• Task to complete
Copy, from the entries below, each line in which the string "ассигнованиеләре" appears.

(Extracted data entries)
* begin *

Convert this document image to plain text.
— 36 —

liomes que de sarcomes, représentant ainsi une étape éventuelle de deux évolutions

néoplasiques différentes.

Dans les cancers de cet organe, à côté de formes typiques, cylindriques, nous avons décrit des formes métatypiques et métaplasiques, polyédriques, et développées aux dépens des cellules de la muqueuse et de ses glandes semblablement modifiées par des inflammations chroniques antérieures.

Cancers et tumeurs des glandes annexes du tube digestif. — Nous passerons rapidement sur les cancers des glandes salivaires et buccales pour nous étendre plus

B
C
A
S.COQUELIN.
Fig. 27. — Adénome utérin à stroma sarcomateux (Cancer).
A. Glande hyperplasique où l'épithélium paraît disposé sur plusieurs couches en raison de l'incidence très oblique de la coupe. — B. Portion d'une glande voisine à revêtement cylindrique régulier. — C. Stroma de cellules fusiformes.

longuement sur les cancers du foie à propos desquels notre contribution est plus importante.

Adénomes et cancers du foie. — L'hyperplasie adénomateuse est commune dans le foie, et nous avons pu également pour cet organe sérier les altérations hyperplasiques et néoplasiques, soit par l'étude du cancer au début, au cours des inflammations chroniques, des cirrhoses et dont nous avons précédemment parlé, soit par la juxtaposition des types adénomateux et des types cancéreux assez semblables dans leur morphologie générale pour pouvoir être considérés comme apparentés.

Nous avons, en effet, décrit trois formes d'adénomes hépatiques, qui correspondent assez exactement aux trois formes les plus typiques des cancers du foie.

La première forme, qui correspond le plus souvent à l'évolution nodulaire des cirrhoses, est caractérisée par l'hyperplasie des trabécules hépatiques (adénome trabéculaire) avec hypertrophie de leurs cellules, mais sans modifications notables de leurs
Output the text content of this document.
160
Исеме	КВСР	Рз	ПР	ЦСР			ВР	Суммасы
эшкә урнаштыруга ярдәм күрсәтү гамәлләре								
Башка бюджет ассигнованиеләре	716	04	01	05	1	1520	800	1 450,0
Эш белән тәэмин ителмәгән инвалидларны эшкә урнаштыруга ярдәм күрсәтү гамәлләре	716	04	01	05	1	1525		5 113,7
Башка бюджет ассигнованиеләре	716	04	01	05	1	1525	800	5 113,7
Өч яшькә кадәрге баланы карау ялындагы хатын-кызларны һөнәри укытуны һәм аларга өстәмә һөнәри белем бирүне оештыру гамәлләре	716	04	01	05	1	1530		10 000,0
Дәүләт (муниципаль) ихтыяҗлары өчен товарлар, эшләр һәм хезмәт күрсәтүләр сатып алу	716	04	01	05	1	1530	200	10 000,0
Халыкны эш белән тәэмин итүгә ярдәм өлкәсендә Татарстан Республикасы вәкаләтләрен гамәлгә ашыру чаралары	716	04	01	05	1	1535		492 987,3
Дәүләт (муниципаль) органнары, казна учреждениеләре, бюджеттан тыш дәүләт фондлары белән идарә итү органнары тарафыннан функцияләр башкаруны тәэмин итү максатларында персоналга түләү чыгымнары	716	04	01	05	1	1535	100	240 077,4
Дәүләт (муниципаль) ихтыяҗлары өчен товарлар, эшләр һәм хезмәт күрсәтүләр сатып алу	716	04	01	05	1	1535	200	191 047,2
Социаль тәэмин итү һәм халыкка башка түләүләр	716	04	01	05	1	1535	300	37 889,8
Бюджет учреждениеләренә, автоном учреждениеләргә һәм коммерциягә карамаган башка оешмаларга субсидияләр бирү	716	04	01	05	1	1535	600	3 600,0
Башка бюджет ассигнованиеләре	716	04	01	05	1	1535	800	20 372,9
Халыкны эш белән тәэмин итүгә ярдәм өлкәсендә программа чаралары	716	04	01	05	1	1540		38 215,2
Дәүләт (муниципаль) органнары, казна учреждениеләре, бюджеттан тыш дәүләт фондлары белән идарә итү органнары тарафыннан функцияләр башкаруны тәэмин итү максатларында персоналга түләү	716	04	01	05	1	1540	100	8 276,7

* end *

• Response for this exercise
Башка бюджет ассигнованиеләре	716	04	01	05	1	1520	800	1 450,0
Башка бюджет ассигнованиеләре	716	04	01	05	1	1525	800	5 113,7
Башка бюджет ассигнованиеләре	716	04	01	05	1	1535	800	20 372,9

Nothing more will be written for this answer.